----- AVAILABLE DATA
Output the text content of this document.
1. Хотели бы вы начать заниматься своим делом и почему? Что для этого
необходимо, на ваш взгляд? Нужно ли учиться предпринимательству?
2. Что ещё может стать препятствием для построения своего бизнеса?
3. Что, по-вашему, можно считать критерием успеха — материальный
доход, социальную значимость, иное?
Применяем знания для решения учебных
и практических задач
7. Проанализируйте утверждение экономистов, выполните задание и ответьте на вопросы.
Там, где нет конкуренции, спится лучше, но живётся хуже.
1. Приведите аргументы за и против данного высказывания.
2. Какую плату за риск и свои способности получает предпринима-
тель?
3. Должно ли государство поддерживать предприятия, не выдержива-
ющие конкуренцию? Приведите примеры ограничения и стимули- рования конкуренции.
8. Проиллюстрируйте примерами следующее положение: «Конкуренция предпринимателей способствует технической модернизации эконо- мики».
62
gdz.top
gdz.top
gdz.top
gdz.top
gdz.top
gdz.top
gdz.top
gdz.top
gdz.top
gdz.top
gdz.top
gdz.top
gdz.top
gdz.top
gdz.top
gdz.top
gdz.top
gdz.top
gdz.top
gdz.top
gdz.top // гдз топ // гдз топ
----------
Give the complete listing a second time, exactly as it reads.

Output the text content of this document.
1. Хотели бы вы начать заниматься своим делом и почему? Что для этого
необходимо, на ваш взгляд? Нужно ли учиться предпринимательству?
2. Что ещё может стать препятствием для построения своего бизнеса?
3. Что, по-вашему, можно считать критерием успеха — материальный
доход, социальную значимость, иное?
Применяем знания для решения учебных
и практических задач
7. Проанализируйте утверждение экономистов, выполните задание и ответьте на вопросы.
Там, где нет конкуренции, спится лучше, но живётся хуже.
1. Приведите аргументы за и против данного высказывания.
2. Какую плату за риск и свои способности получает предпринима-
тель?
3. Должно ли государство поддерживать предприятия, не выдержива-
ющие конкуренцию? Приведите примеры ограничения и стимули- рования конкуренции.
8. Проиллюстрируйте примерами следующее положение: «Конкуренция предпринимателей способствует технической модернизации эконо- мики».
62
gdz.top
gdz.top
gdz.top
gdz.top
gdz.top
gdz.top
gdz.top
gdz.top
gdz.top
gdz.top
gdz.top
gdz.top
gdz.top
gdz.top
gdz.top
gdz.top
gdz.top
gdz.top
gdz.top
gdz.top
gdz.top // гдз топ // гдз топ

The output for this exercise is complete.